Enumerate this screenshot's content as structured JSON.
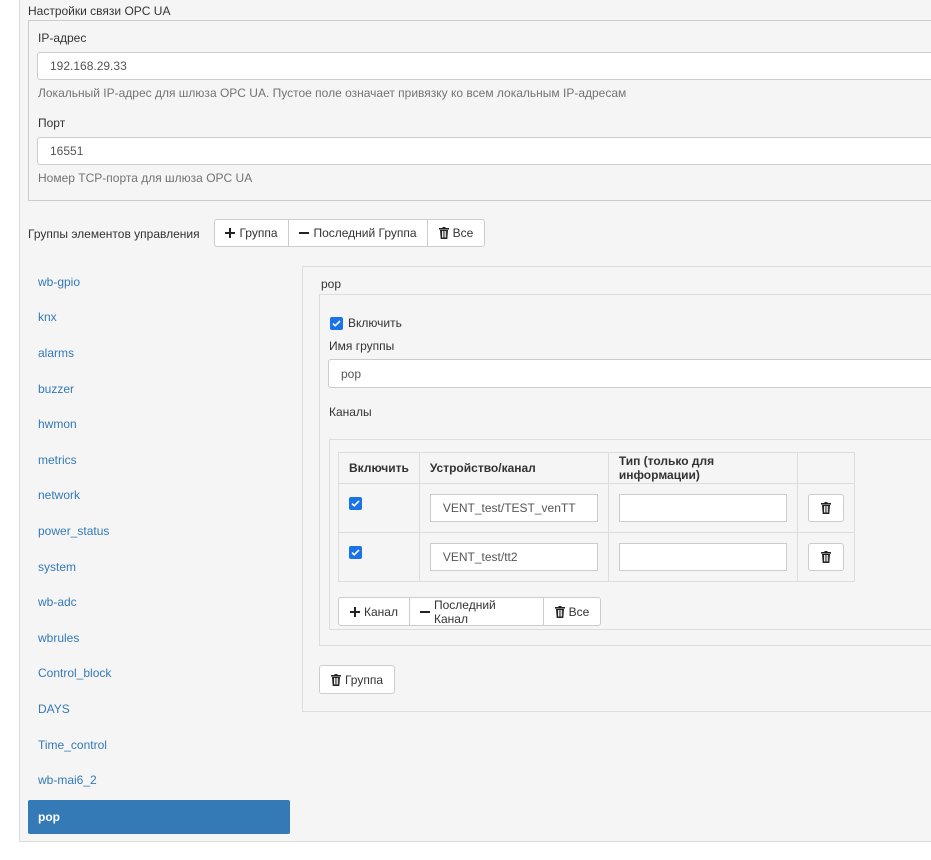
{
  "opc": {
    "section_title": "Настройки связи OPC UA",
    "ip_label": "IP-адрес",
    "ip_value": "192.168.29.33",
    "ip_help": "Локальный IP-адрес для шлюза OPC UA. Пустое поле означает привязку ко всем локальным IP-адресам",
    "port_label": "Порт",
    "port_value": "16551",
    "port_help": "Номер TCP-порта для шлюза OPC UA"
  },
  "groups": {
    "label": "Группы элементов управления",
    "add_label": "Группа",
    "remove_last_label": "Последний Группа",
    "remove_all_label": "Все",
    "nav": [
      "wb-gpio",
      "knx",
      "alarms",
      "buzzer",
      "hwmon",
      "metrics",
      "network",
      "power_status",
      "system",
      "wb-adc",
      "wbrules",
      "Control_block",
      "DAYS",
      "Time_control",
      "wb-mai6_2",
      "pop"
    ],
    "active": "pop"
  },
  "group": {
    "title": "pop",
    "enable_label": "Включить",
    "name_label": "Имя группы",
    "name_value": "pop",
    "channels_label": "Каналы",
    "delete_group_label": "Группа"
  },
  "channels": {
    "headers": [
      "Включить",
      "Устройство/канал",
      "Тип (только для информации)"
    ],
    "rows": [
      {
        "enabled": true,
        "device": "VENT_test/TEST_venTT",
        "type": ""
      },
      {
        "enabled": true,
        "device": "VENT_test/tt2",
        "type": ""
      }
    ],
    "add_label": "Канал",
    "remove_last_label": "Последний Канал",
    "remove_all_label": "Все"
  },
  "icons": {
    "plus": "plus-icon",
    "minus": "minus-icon",
    "trash": "trash-icon",
    "check": "check-icon"
  },
  "colors": {
    "accent": "#337ab7",
    "checkbox": "#1a73e8"
  }
}
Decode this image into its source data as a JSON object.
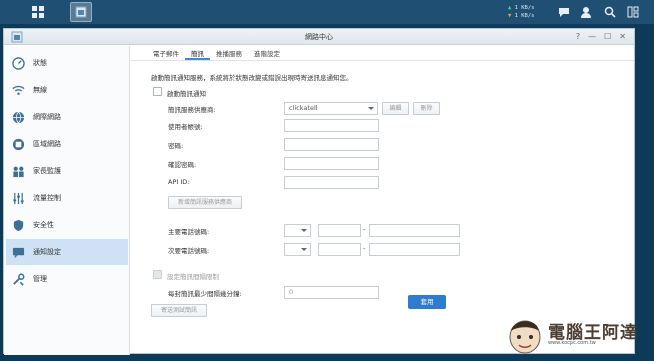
{
  "taskbar": {
    "net_up": "1 KB/s",
    "net_down": "1 KB/s"
  },
  "window": {
    "title": "網路中心",
    "controls": [
      "?",
      "—",
      "☐",
      "✕"
    ]
  },
  "sidebar": {
    "items": [
      {
        "label": "狀態",
        "icon": "speedometer-icon"
      },
      {
        "label": "無線",
        "icon": "wifi-icon"
      },
      {
        "label": "網際網路",
        "icon": "globe-icon"
      },
      {
        "label": "區域網路",
        "icon": "network-icon"
      },
      {
        "label": "家長監護",
        "icon": "family-icon"
      },
      {
        "label": "流量控制",
        "icon": "sliders-icon"
      },
      {
        "label": "安全性",
        "icon": "shield-icon"
      },
      {
        "label": "通知設定",
        "icon": "chat-icon",
        "active": true
      },
      {
        "label": "管理",
        "icon": "tools-icon"
      }
    ]
  },
  "tabs": [
    "電子郵件",
    "簡訊",
    "推播服務",
    "進階設定"
  ],
  "active_tab": "簡訊",
  "content": {
    "description": "啟動簡訊通知服務，系統將於狀態改變或錯誤出現時寄送訊息通知您。",
    "enable_sms_label": "啟動簡訊通知",
    "provider_label": "簡訊服務供應商:",
    "provider_value": "clickatell",
    "edit_label": "編輯",
    "delete_label": "刪除",
    "username_label": "使用者帳號:",
    "password_label": "密碼:",
    "confirm_password_label": "確認密碼:",
    "api_id_label": "API ID:",
    "add_provider_label": "新增簡訊服務供應商",
    "primary_phone_label": "主要電話號碼:",
    "secondary_phone_label": "次要電話號碼:",
    "interval_limit_label": "設定簡訊間隔限制",
    "interval_minutes_label": "每封簡訊最少間隔幾分鐘:",
    "interval_minutes_value": "0",
    "send_test_label": "寄送測試簡訊",
    "apply_label": "套用"
  },
  "watermark": {
    "text": "電腦王阿達",
    "url": "www.kocpc.com.tw"
  },
  "colors": {
    "accent": "#2e7bd0",
    "sidebar_active": "#cfe2f5",
    "taskbar": "#1f4f72"
  }
}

▶ _Work required_: Return the listing above unchanged, apart from dropping its pictures.

▶ _Full output_:
Enumerate this screenshot's content as structured JSON.
{
  "opc": {
    "section_title": "Настройки связи OPC UA",
    "ip_label": "IP-адрес",
    "ip_value": "192.168.29.33",
    "ip_help": "Локальный IP-адрес для шлюза OPC UA. Пустое поле означает привязку ко всем локальным IP-адресам",
    "port_label": "Порт",
    "port_value": "16551",
    "port_help": "Номер TCP-порта для шлюза OPC UA"
  },
  "groups": {
    "label": "Группы элементов управления",
    "add_label": "Группа",
    "remove_last_label": "Последний Группа",
    "remove_all_label": "Все",
    "nav": [
      "wb-gpio",
      "knx",
      "alarms",
      "buzzer",
      "hwmon",
      "metrics",
      "network",
      "power_status",
      "system",
      "wb-adc",
      "wbrules",
      "Control_block",
      "DAYS",
      "Time_control",
      "wb-mai6_2",
      "pop"
    ],
    "active": "pop"
  },
  "group": {
    "title": "pop",
    "enable_label": "Включить",
    "name_label": "Имя группы",
    "name_value": "pop",
    "channels_label": "Каналы",
    "delete_group_label": "Группа"
  },
  "channels": {
    "headers": [
      "Включить",
      "Устройство/канал",
      "Тип (только для информации)"
    ],
    "rows": [
      {
        "enabled": true,
        "device": "VENT_test/TEST_venTT",
        "type": ""
      },
      {
        "enabled": true,
        "device": "VENT_test/tt2",
        "type": ""
      }
    ],
    "add_label": "Канал",
    "remove_last_label": "Последний Канал",
    "remove_all_label": "Все"
  },
  "icons": {
    "plus": "plus-icon",
    "minus": "minus-icon",
    "trash": "trash-icon",
    "check": "check-icon"
  },
  "colors": {
    "accent": "#337ab7",
    "checkbox": "#1a73e8"
  }
}
Decode this image into its source data as a JSON object.
{
  "taskbar": {
    "net_up": "1 KB/s",
    "net_down": "1 KB/s"
  },
  "window": {
    "title": "網路中心",
    "controls": [
      "?",
      "—",
      "☐",
      "✕"
    ]
  },
  "sidebar": {
    "items": [
      {
        "label": "狀態",
        "icon": "speedometer-icon"
      },
      {
        "label": "無線",
        "icon": "wifi-icon"
      },
      {
        "label": "網際網路",
        "icon": "globe-icon"
      },
      {
        "label": "區域網路",
        "icon": "network-icon"
      },
      {
        "label": "家長監護",
        "icon": "family-icon"
      },
      {
        "label": "流量控制",
        "icon": "sliders-icon"
      },
      {
        "label": "安全性",
        "icon": "shield-icon"
      },
      {
        "label": "通知設定",
        "icon": "chat-icon",
        "active": true
      },
      {
        "label": "管理",
        "icon": "tools-icon"
      }
    ]
  },
  "tabs": [
    "電子郵件",
    "簡訊",
    "推播服務",
    "進階設定"
  ],
  "active_tab": "簡訊",
  "content": {
    "description": "啟動簡訊通知服務，系統將於狀態改變或錯誤出現時寄送訊息通知您。",
    "enable_sms_label": "啟動簡訊通知",
    "provider_label": "簡訊服務供應商:",
    "provider_value": "clickatell",
    "edit_label": "編輯",
    "delete_label": "刪除",
    "username_label": "使用者帳號:",
    "password_label": "密碼:",
    "confirm_password_label": "確認密碼:",
    "api_id_label": "API ID:",
    "add_provider_label": "新增簡訊服務供應商",
    "primary_phone_label": "主要電話號碼:",
    "secondary_phone_label": "次要電話號碼:",
    "interval_limit_label": "設定簡訊間隔限制",
    "interval_minutes_label": "每封簡訊最少間隔幾分鐘:",
    "interval_minutes_value": "0",
    "send_test_label": "寄送測試簡訊",
    "apply_label": "套用"
  },
  "watermark": {
    "text": "電腦王阿達",
    "url": "www.kocpc.com.tw"
  },
  "colors": {
    "accent": "#2e7bd0",
    "sidebar_active": "#cfe2f5",
    "taskbar": "#1f4f72"
  }
}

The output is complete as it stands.